-- BEGIN --
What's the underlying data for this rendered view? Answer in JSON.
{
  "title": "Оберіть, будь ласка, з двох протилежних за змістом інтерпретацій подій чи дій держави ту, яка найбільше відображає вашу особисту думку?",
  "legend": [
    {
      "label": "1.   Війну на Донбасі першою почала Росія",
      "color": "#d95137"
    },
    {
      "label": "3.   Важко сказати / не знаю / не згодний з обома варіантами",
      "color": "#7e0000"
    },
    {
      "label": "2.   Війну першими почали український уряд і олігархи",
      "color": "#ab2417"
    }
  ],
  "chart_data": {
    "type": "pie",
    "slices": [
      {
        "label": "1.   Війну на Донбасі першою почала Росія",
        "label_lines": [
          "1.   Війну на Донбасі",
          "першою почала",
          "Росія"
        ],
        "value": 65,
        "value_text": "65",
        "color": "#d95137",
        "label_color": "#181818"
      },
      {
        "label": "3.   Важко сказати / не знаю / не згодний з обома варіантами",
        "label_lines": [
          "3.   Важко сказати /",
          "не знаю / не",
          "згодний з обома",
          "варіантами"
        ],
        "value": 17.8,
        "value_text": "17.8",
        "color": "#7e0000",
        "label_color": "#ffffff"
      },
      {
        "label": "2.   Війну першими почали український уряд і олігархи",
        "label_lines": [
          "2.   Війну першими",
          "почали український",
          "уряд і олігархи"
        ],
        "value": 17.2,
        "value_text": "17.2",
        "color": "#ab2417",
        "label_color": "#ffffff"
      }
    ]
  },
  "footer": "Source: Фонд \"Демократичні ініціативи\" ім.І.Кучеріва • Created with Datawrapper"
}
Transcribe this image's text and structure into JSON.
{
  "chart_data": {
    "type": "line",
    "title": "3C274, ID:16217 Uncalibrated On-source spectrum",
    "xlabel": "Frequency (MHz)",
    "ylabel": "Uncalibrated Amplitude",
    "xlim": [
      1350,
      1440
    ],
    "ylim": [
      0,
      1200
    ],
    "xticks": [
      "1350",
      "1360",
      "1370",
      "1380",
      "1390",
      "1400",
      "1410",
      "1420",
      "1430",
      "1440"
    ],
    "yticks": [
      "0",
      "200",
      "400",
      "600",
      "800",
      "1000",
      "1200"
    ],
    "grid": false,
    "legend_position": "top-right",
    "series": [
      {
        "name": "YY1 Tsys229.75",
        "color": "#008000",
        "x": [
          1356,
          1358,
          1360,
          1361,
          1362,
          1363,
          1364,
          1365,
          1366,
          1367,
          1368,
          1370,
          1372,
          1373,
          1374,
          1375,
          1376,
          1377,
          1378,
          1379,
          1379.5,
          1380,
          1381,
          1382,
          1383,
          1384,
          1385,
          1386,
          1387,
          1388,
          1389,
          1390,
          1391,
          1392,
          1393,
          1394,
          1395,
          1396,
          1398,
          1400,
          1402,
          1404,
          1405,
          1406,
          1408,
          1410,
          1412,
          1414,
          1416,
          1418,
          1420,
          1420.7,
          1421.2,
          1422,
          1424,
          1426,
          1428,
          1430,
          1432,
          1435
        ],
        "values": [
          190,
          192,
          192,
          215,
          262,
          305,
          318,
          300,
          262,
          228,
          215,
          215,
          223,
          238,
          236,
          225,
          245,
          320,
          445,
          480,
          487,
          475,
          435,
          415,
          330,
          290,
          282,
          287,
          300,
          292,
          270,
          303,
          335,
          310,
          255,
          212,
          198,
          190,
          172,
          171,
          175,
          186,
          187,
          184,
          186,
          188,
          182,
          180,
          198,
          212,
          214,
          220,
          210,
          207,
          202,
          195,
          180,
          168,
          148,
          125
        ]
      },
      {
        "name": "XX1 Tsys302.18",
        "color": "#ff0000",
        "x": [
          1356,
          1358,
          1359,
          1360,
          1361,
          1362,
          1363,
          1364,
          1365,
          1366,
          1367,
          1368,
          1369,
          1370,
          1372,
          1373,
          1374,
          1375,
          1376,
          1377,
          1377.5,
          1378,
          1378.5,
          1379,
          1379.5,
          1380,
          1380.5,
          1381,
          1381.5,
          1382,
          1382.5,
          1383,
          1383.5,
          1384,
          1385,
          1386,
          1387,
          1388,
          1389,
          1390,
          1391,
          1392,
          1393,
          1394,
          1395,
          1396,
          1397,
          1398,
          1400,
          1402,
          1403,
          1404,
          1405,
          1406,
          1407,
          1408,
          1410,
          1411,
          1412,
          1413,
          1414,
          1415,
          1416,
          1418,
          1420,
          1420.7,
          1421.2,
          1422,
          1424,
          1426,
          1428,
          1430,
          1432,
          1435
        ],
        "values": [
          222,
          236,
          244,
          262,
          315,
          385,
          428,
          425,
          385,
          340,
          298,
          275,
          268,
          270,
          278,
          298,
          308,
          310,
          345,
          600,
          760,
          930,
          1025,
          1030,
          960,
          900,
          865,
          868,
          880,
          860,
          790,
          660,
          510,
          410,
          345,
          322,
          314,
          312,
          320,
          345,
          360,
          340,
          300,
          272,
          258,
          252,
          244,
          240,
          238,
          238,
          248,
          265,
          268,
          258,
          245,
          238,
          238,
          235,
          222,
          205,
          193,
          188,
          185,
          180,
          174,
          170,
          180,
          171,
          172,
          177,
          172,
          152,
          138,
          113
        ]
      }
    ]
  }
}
-- END --
All lines in the data that contain the word "почала" should be copied.

■ WRITTEN SOLUTION:
      "label": "1.   Війну на Донбасі першою почала Росія",
        "label": "1.   Війну на Донбасі першою почала Росія",
          "першою почала",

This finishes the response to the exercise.